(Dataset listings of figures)
.....

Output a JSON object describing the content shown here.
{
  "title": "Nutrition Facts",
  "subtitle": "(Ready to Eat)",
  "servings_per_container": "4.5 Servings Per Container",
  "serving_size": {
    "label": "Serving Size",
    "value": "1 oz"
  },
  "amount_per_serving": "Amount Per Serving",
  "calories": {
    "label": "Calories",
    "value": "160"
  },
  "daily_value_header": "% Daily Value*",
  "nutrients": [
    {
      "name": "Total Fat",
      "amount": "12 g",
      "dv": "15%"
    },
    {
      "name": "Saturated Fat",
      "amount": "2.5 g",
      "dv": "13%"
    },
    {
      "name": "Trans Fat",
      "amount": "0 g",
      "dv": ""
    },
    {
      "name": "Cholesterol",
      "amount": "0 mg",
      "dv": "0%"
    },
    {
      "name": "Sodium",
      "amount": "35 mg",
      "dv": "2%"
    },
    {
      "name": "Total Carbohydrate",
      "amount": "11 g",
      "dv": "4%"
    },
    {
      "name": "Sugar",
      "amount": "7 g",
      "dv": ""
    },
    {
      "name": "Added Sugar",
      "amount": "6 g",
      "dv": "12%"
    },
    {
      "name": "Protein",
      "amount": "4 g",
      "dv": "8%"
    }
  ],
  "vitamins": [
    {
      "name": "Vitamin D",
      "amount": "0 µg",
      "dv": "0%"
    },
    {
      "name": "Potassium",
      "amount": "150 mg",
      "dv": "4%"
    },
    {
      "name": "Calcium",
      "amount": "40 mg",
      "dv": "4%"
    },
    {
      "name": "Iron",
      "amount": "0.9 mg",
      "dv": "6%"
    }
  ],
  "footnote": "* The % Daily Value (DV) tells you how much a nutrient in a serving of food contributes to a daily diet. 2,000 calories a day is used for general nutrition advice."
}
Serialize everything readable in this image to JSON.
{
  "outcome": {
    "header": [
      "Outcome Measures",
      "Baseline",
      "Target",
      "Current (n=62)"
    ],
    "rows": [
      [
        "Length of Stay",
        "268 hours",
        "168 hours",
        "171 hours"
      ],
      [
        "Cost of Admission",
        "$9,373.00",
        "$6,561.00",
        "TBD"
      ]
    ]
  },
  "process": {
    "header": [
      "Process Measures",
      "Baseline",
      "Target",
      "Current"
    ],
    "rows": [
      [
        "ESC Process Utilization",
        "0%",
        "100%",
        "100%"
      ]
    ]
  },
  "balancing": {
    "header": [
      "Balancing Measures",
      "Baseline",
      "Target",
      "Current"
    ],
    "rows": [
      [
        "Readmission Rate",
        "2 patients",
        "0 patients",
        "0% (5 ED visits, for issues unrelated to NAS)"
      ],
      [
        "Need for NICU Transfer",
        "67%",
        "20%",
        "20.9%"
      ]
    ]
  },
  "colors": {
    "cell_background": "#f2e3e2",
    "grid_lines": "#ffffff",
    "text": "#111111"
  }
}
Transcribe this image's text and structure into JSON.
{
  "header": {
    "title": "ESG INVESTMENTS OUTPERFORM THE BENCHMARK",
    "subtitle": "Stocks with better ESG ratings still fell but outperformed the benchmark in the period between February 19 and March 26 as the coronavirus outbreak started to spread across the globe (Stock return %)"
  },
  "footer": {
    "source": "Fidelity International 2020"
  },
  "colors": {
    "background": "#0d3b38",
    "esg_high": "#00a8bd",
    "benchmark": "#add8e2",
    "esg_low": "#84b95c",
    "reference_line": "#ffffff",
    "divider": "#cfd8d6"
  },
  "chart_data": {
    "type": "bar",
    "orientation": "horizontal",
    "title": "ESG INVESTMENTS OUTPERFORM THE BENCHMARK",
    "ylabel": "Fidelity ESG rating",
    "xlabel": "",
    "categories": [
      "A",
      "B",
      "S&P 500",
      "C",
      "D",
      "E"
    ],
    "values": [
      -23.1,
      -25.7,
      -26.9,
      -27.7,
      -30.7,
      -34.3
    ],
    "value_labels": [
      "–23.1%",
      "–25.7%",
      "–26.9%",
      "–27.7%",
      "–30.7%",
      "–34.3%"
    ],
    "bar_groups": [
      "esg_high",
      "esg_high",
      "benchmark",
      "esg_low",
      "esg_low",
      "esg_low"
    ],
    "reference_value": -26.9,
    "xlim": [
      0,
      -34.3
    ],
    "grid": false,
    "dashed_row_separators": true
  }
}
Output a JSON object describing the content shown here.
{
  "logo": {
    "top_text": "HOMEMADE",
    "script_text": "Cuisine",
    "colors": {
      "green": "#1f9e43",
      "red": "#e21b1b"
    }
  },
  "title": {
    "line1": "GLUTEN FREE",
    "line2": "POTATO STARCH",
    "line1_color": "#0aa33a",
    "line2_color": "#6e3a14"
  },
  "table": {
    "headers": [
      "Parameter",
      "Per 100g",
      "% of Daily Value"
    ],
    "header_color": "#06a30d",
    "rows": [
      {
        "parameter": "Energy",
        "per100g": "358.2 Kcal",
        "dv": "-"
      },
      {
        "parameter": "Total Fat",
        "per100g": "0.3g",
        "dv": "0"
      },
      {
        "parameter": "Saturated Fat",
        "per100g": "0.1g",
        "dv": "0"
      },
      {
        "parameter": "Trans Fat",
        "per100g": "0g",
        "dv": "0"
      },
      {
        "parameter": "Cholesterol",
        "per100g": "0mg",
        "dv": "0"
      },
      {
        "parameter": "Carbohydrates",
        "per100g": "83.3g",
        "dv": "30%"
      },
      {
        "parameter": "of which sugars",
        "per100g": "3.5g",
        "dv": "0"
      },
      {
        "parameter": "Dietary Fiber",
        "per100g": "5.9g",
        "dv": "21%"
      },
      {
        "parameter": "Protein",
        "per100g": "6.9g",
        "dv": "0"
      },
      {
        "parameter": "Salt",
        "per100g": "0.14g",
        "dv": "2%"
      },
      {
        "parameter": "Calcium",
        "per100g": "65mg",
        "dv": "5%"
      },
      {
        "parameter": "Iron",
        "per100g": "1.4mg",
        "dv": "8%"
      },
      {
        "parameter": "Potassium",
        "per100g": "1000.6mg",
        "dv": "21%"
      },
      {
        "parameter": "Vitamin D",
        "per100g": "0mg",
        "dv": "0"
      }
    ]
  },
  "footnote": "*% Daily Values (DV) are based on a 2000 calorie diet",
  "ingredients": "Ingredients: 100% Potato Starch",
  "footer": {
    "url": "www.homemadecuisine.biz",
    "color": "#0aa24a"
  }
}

.....

● Work order: Copy every entry exactly as it is given.

● Final answer:
Output a JSON object describing the content shown here.
{
  "title": "Nutrition Facts",
  "subtitle": "(Ready to Eat)",
  "servings_per_container": "4.5 Servings Per Container",
  "serving_size": {
    "label": "Serving Size",
    "value": "1 oz"
  },
  "amount_per_serving": "Amount Per Serving",
  "calories": {
    "label": "Calories",
    "value": "160"
  },
  "daily_value_header": "% Daily Value*",
  "nutrients": [
    {
      "name": "Total Fat",
      "amount": "12 g",
      "dv": "15%"
    },
    {
      "name": "Saturated Fat",
      "amount": "2.5 g",
      "dv": "13%"
    },
    {
      "name": "Trans Fat",
      "amount": "0 g",
      "dv": ""
    },
    {
      "name": "Cholesterol",
      "amount": "0 mg",
      "dv": "0%"
    },
    {
      "name": "Sodium",
      "amount": "35 mg",
      "dv": "2%"
    },
    {
      "name": "Total Carbohydrate",
      "amount": "11 g",
      "dv": "4%"
    },
    {
      "name": "Sugar",
      "amount": "7 g",
      "dv": ""
    },
    {
      "name": "Added Sugar",
      "amount": "6 g",
      "dv": "12%"
    },
    {
      "name": "Protein",
      "amount": "4 g",
      "dv": "8%"
    }
  ],
  "vitamins": [
    {
      "name": "Vitamin D",
      "amount": "0 µg",
      "dv": "0%"
    },
    {
      "name": "Potassium",
      "amount": "150 mg",
      "dv": "4%"
    },
    {
      "name": "Calcium",
      "amount": "40 mg",
      "dv": "4%"
    },
    {
      "name": "Iron",
      "amount": "0.9 mg",
      "dv": "6%"
    }
  ],
  "footnote": "* The % Daily Value (DV) tells you how much a nutrient in a serving of food contributes to a daily diet. 2,000 calories a day is used for general nutrition advice."
}
Serialize everything readable in this image to JSON.
{
  "outcome": {
    "header": [
      "Outcome Measures",
      "Baseline",
      "Target",
      "Current (n=62)"
    ],
    "rows": [
      [
        "Length of Stay",
        "268 hours",
        "168 hours",
        "171 hours"
      ],
      [
        "Cost of Admission",
        "$9,373.00",
        "$6,561.00",
        "TBD"
      ]
    ]
  },
  "process": {
    "header": [
      "Process Measures",
      "Baseline",
      "Target",
      "Current"
    ],
    "rows": [
      [
        "ESC Process Utilization",
        "0%",
        "100%",
        "100%"
      ]
    ]
  },
  "balancing": {
    "header": [
      "Balancing Measures",
      "Baseline",
      "Target",
      "Current"
    ],
    "rows": [
      [
        "Readmission Rate",
        "2 patients",
        "0 patients",
        "0% (5 ED visits, for issues unrelated to NAS)"
      ],
      [
        "Need for NICU Transfer",
        "67%",
        "20%",
        "20.9%"
      ]
    ]
  },
  "colors": {
    "cell_background": "#f2e3e2",
    "grid_lines": "#ffffff",
    "text": "#111111"
  }
}
Transcribe this image's text and structure into JSON.
{
  "header": {
    "title": "ESG INVESTMENTS OUTPERFORM THE BENCHMARK",
    "subtitle": "Stocks with better ESG ratings still fell but outperformed the benchmark in the period between February 19 and March 26 as the coronavirus outbreak started to spread across the globe (Stock return %)"
  },
  "footer": {
    "source": "Fidelity International 2020"
  },
  "colors": {
    "background": "#0d3b38",
    "esg_high": "#00a8bd",
    "benchmark": "#add8e2",
    "esg_low": "#84b95c",
    "reference_line": "#ffffff",
    "divider": "#cfd8d6"
  },
  "chart_data": {
    "type": "bar",
    "orientation": "horizontal",
    "title": "ESG INVESTMENTS OUTPERFORM THE BENCHMARK",
    "ylabel": "Fidelity ESG rating",
    "xlabel": "",
    "categories": [
      "A",
      "B",
      "S&P 500",
      "C",
      "D",
      "E"
    ],
    "values": [
      -23.1,
      -25.7,
      -26.9,
      -27.7,
      -30.7,
      -34.3
    ],
    "value_labels": [
      "–23.1%",
      "–25.7%",
      "–26.9%",
      "–27.7%",
      "–30.7%",
      "–34.3%"
    ],
    "bar_groups": [
      "esg_high",
      "esg_high",
      "benchmark",
      "esg_low",
      "esg_low",
      "esg_low"
    ],
    "reference_value": -26.9,
    "xlim": [
      0,
      -34.3
    ],
    "grid": false,
    "dashed_row_separators": true
  }
}
Output a JSON object describing the content shown here.
{
  "logo": {
    "top_text": "HOMEMADE",
    "script_text": "Cuisine",
    "colors": {
      "green": "#1f9e43",
      "red": "#e21b1b"
    }
  },
  "title": {
    "line1": "GLUTEN FREE",
    "line2": "POTATO STARCH",
    "line1_color": "#0aa33a",
    "line2_color": "#6e3a14"
  },
  "table": {
    "headers": [
      "Parameter",
      "Per 100g",
      "% of Daily Value"
    ],
    "header_color": "#06a30d",
    "rows": [
      {
        "parameter": "Energy",
        "per100g": "358.2 Kcal",
        "dv": "-"
      },
      {
        "parameter": "Total Fat",
        "per100g": "0.3g",
        "dv": "0"
      },
      {
        "parameter": "Saturated Fat",
        "per100g": "0.1g",
        "dv": "0"
      },
      {
        "parameter": "Trans Fat",
        "per100g": "0g",
        "dv": "0"
      },
      {
        "parameter": "Cholesterol",
        "per100g": "0mg",
        "dv": "0"
      },
      {
        "parameter": "Carbohydrates",
        "per100g": "83.3g",
        "dv": "30%"
      },
      {
        "parameter": "of which sugars",
        "per100g": "3.5g",
        "dv": "0"
      },
      {
        "parameter": "Dietary Fiber",
        "per100g": "5.9g",
        "dv": "21%"
      },
      {
        "parameter": "Protein",
        "per100g": "6.9g",
        "dv": "0"
      },
      {
        "parameter": "Salt",
        "per100g": "0.14g",
        "dv": "2%"
      },
      {
        "parameter": "Calcium",
        "per100g": "65mg",
        "dv": "5%"
      },
      {
        "parameter": "Iron",
        "per100g": "1.4mg",
        "dv": "8%"
      },
      {
        "parameter": "Potassium",
        "per100g": "1000.6mg",
        "dv": "21%"
      },
      {
        "parameter": "Vitamin D",
        "per100g": "0mg",
        "dv": "0"
      }
    ]
  },
  "footnote": "*% Daily Values (DV) are based on a 2000 calorie diet",
  "ingredients": "Ingredients: 100% Potato Starch",
  "footer": {
    "url": "www.homemadecuisine.biz",
    "color": "#0aa24a"
  }
}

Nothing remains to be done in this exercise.